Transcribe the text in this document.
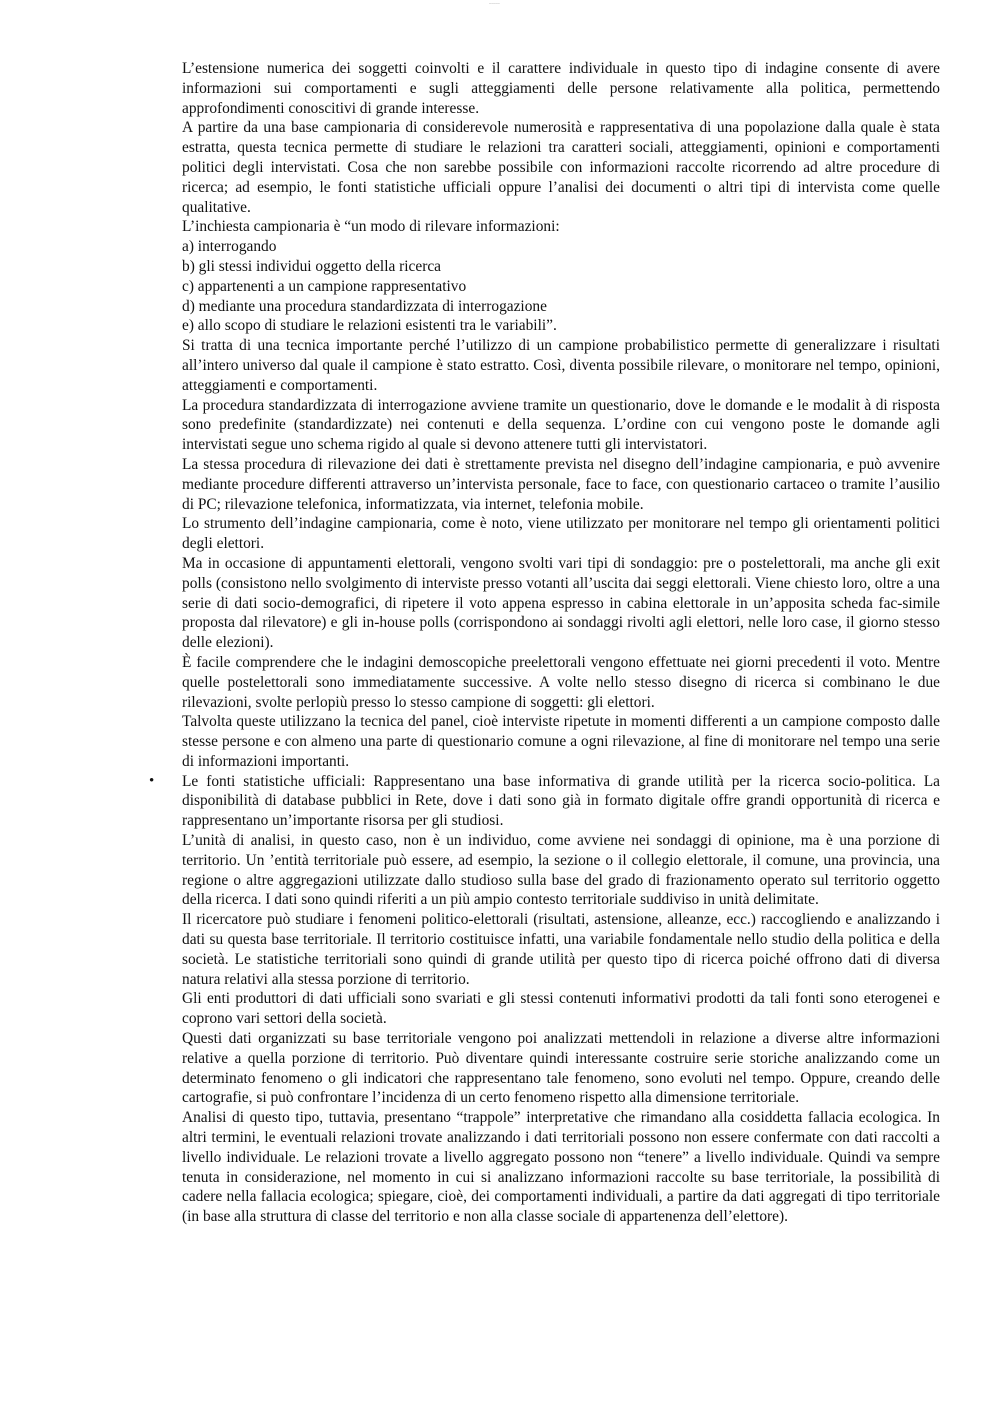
_____

L’estensione numerica dei soggetti coinvolti e il carattere individuale in questo tipo di indagine consente di avere informazioni sui comportamenti e sugli atteggiamenti delle persone relativamente alla politica, permettendo approfondimenti conoscitivi di grande interesse.

A partire da una base campionaria di considerevole numerosità e rappresentativa di una popolazione dalla quale è stata estratta, questa tecnica permette di studiare le relazioni tra caratteri sociali, atteggiamenti, opinioni e comportamenti politici degli intervistati. Cosa che non sarebbe possibile con informazioni raccolte ricorrendo ad altre procedure di ricerca; ad esempio, le fonti statistiche ufficiali oppure l’analisi dei documenti o altri tipi di intervista come quelle qualitative.

L’inchiesta campionaria è “un modo di rilevare informazioni:

a) interrogando

b) gli stessi individui oggetto della ricerca

c) appartenenti a un campione rappresentativo

d) mediante una procedura standardizzata di interrogazione

e) allo scopo di studiare le relazioni esistenti tra le variabili”.

Si tratta di una tecnica importante perché l’utilizzo di un campione probabilistico permette di generalizzare i risultati all’intero universo dal quale il campione è stato estratto. Così, diventa possibile rilevare, o monitorare nel tempo, opinioni, atteggiamenti e comportamenti.

La procedura standardizzata di interrogazione avviene tramite un questionario, dove le domande e le modalit à di risposta sono predefinite (standardizzate) nei contenuti e della sequenza. L’ordine con cui vengono poste le domande agli intervistati segue uno schema rigido al quale si devono attenere tutti gli intervistatori.

La stessa procedura di rilevazione dei dati è strettamente prevista nel disegno dell’indagine campionaria, e può avvenire mediante procedure differenti attraverso un’intervista personale, face to face, con questionario cartaceo o tramite l’ausilio di PC; rilevazione telefonica, informatizzata, via internet, telefonia mobile.

Lo strumento dell’indagine campionaria, come è noto, viene utilizzato per monitorare nel tempo gli orientamenti politici degli elettori.

Ma in occasione di appuntamenti elettorali, vengono svolti vari tipi di sondaggio: pre o postelettorali, ma anche gli exit polls (consistono nello svolgimento di interviste presso votanti all’uscita dai seggi elettorali. Viene chiesto loro, oltre a una serie di dati socio-demografici, di ripetere il voto appena espresso in cabina elettorale in un’apposita scheda fac-simile proposta dal rilevatore) e gli in-house polls (corrispondono ai sondaggi rivolti agli elettori, nelle loro case, il giorno stesso delle elezioni).

È facile comprendere che le indagini demoscopiche preelettorali vengono effettuate nei giorni precedenti il voto. Mentre quelle postelettorali sono immediatamente successive. A volte nello stesso disegno di ricerca si combinano le due rilevazioni, svolte perlopiù presso lo stesso campione di soggetti: gli elettori.

Talvolta queste utilizzano la tecnica del panel, cioè interviste ripetute in momenti differenti a un campione composto dalle stesse persone e con almeno una parte di questionario comune a ogni rilevazione, al fine di monitorare nel tempo una serie di informazioni importanti.

• Le fonti statistiche ufficiali: Rappresentano una base informativa di grande utilità per la ricerca socio-politica. La disponibilità di database pubblici in Rete, dove i dati sono già in formato digitale offre grandi opportunità di ricerca e rappresentano un’importante risorsa per gli studiosi.

L’unità di analisi, in questo caso, non è un individuo, come avviene nei sondaggi di opinione, ma è una porzione di territorio. Un ’entità territoriale può essere, ad esempio, la sezione o il collegio elettorale, il comune, una provincia, una regione o altre aggregazioni utilizzate dallo studioso sulla base del grado di frazionamento operato sul territorio oggetto della ricerca. I dati sono quindi riferiti a un più ampio contesto territoriale suddiviso in unità delimitate.

Il ricercatore può studiare i fenomeni politico-elettorali (risultati, astensione, alleanze, ecc.) raccogliendo e analizzando i dati su questa base territoriale. Il territorio costituisce infatti, una variabile fondamentale nello studio della politica e della società. Le statistiche territoriali sono quindi di grande utilità per questo tipo di ricerca poiché offrono dati di diversa natura relativi alla stessa porzione di territorio.

Gli enti produttori di dati ufficiali sono svariati e gli stessi contenuti informativi prodotti da tali fonti sono eterogenei e coprono vari settori della società.

Questi dati organizzati su base territoriale vengono poi analizzati mettendoli in relazione a diverse altre informazioni relative a quella porzione di territorio. Può diventare quindi interessante costruire serie storiche analizzando come un determinato fenomeno o gli indicatori che rappresentano tale fenomeno, sono evoluti nel tempo. Oppure, creando delle cartografie, si può confrontare l’incidenza di un certo fenomeno rispetto alla dimensione territoriale.

Analisi di questo tipo, tuttavia, presentano “trappole” interpretative che rimandano alla cosiddetta fallacia ecologica. In altri termini, le eventuali relazioni trovate analizzando i dati territoriali possono non essere confermate con dati raccolti a livello individuale. Le relazioni trovate a livello aggregato possono non “tenere” a livello individuale. Quindi va sempre tenuta in considerazione, nel momento in cui si analizzano informazioni raccolte su base territoriale, la possibilità di cadere nella fallacia ecologica; spiegare, cioè, dei comportamenti individuali, a partire da dati aggregati di tipo territoriale (in base alla struttura di classe del territorio e non alla classe sociale di appartenenza dell’elettore).
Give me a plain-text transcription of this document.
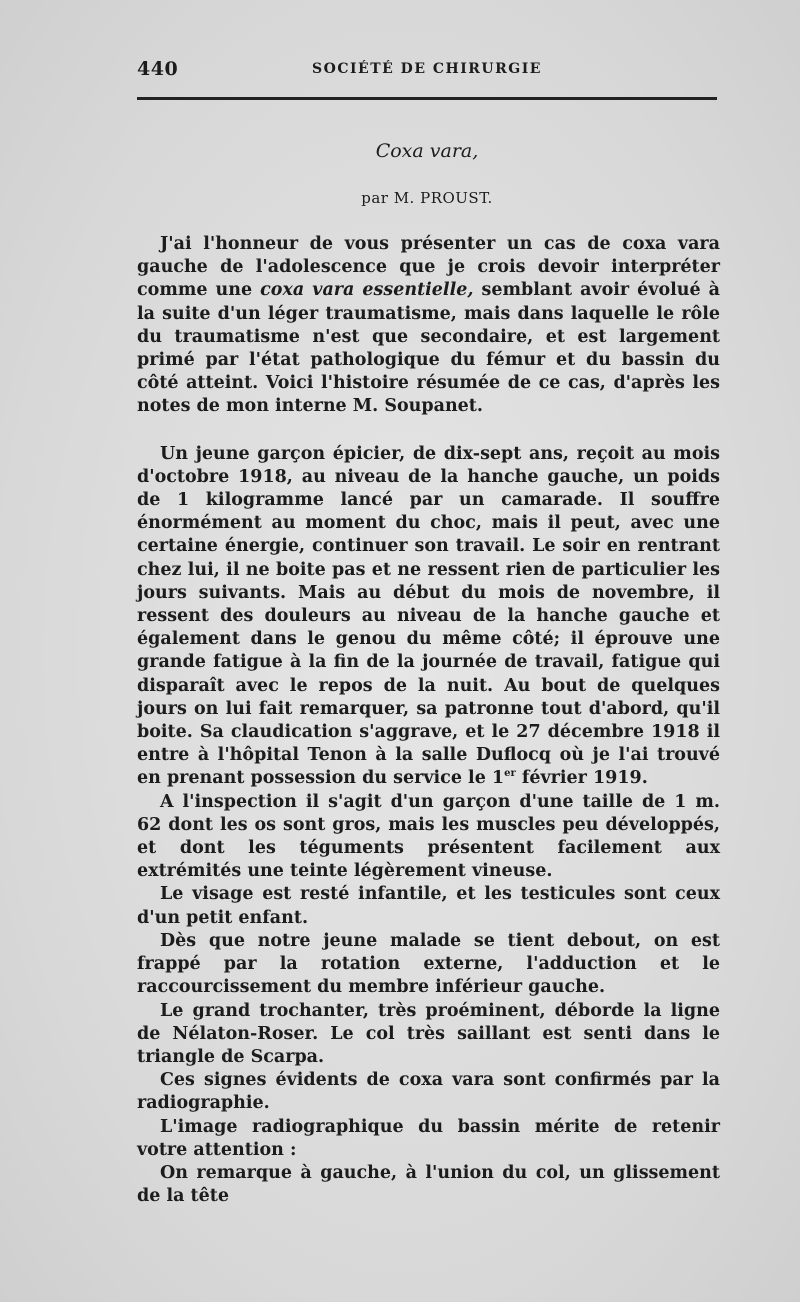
440	SOCIÉTÉ DE CHIRURGIE
Coxa vara,
par M. PROUST.

J'ai l'honneur de vous présenter un cas de coxa vara gauche de l'adolescence que je crois devoir interpréter comme une coxa vara essentielle, semblant avoir évolué à la suite d'un léger traumatisme, mais dans laquelle le rôle du traumatisme n'est que secondaire, et est largement primé par l'état pathologique du fémur et du bassin du côté atteint. Voici l'histoire résumée de ce cas, d'après les notes de mon interne M. Soupanet.

Un jeune garçon épicier, de dix-sept ans, reçoit au mois d'octobre 1918, au niveau de la hanche gauche, un poids de 1 kilogramme lancé par un camarade. Il souffre énormément au moment du choc, mais il peut, avec une certaine énergie, continuer son travail. Le soir en rentrant chez lui, il ne boite pas et ne ressent rien de particulier les jours suivants. Mais au début du mois de novembre, il ressent des douleurs au niveau de la hanche gauche et également dans le genou du même côté; il éprouve une grande fatigue à la fin de la journée de travail, fatigue qui disparaît avec le repos de la nuit. Au bout de quelques jours on lui fait remarquer, sa patronne tout d'abord, qu'il boite. Sa claudication s'aggrave, et le 27 décembre 1918 il entre à l'hôpital Tenon à la salle Duflocq où je l'ai trouvé en prenant possession du service le 1er février 1919.

A l'inspection il s'agit d'un garçon d'une taille de 1 m. 62 dont les os sont gros, mais les muscles peu développés, et dont les téguments présentent facilement aux extrémités une teinte légèrement vineuse.

Le visage est resté infantile, et les testicules sont ceux d'un petit enfant.

Dès que notre jeune malade se tient debout, on est frappé par la rotation externe, l'adduction et le raccourcissement du membre inférieur gauche.

Le grand trochanter, très proéminent, déborde la ligne de Nélaton-Roser. Le col très saillant est senti dans le triangle de Scarpa.

Ces signes évidents de coxa vara sont confirmés par la radiographie.

L'image radiographique du bassin mérite de retenir votre attention :

On remarque à gauche, à l'union du col, un glissement de la tête
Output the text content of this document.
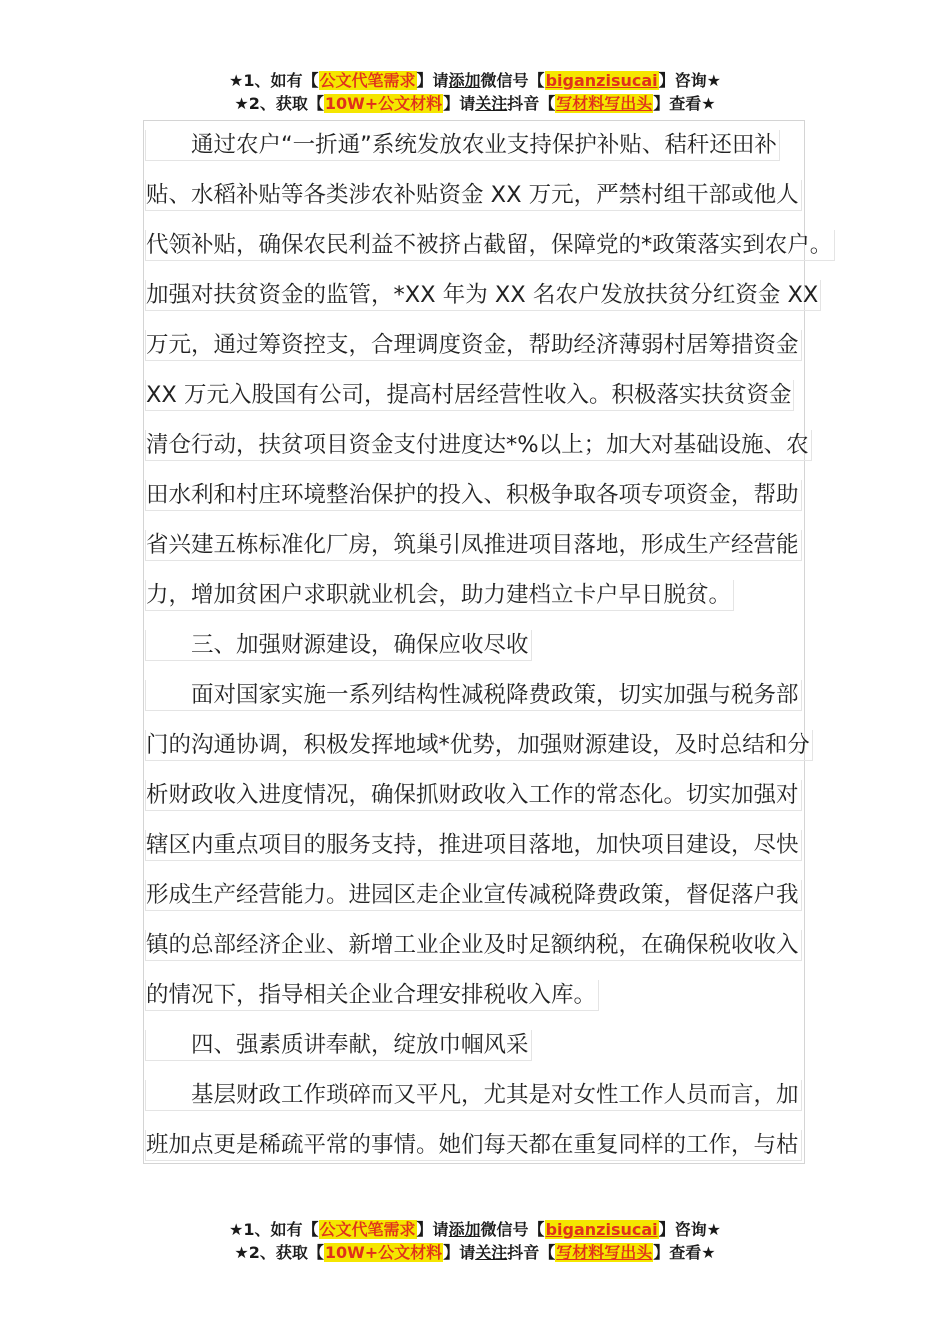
★1、如有【公文代笔需求】请添加微信号【biganzisucai】咨询★
★2、获取【10W+公文材料】请关注抖音【写材料写出头】查看★
通过农户“一折通”系统发放农业支持保护补贴、秸秆还田补
贴、水稻补贴等各类涉农补贴资金 XX 万元，严禁村组干部或他人
代领补贴，确保农民利益不被挤占截留，保障党的*政策落实到农户。
加强对扶贫资金的监管，*XX 年为 XX 名农户发放扶贫分红资金 XX
万元，通过筹资控支，合理调度资金，帮助经济薄弱村居筹措资金
XX 万元入股国有公司，提高村居经营性收入。积极落实扶贫资金
清仓行动，扶贫项目资金支付进度达*%以上；加大对基础设施、农
田水利和村庄环境整治保护的投入、积极争取各项专项资金，帮助
省兴建五栋标准化厂房，筑巢引凤推进项目落地，形成生产经营能
力，增加贫困户求职就业机会，助力建档立卡户早日脱贫。
三、加强财源建设，确保应收尽收
面对国家实施一系列结构性减税降费政策，切实加强与税务部
门的沟通协调，积极发挥地域*优势，加强财源建设，及时总结和分
析财政收入进度情况，确保抓财政收入工作的常态化。切实加强对
辖区内重点项目的服务支持，推进项目落地，加快项目建设，尽快
形成生产经营能力。进园区走企业宣传减税降费政策，督促落户我
镇的总部经济企业、新增工业企业及时足额纳税，在确保税收收入
的情况下，指导相关企业合理安排税收入库。
四、强素质讲奉献，绽放巾帼风采
基层财政工作琐碎而又平凡，尤其是对女性工作人员而言，加
班加点更是稀疏平常的事情。她们每天都在重复同样的工作，与枯
★1、如有【公文代笔需求】请添加微信号【biganzisucai】咨询★
★2、获取【10W+公文材料】请关注抖音【写材料写出头】查看★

··········

From the entries above, collect every line with the string "加强财源建设" in it.

__Exercise result__:
三、加强财源建设，确保应收尽收
门的沟通协调，积极发挥地域*优势，加强财源建设，及时总结和分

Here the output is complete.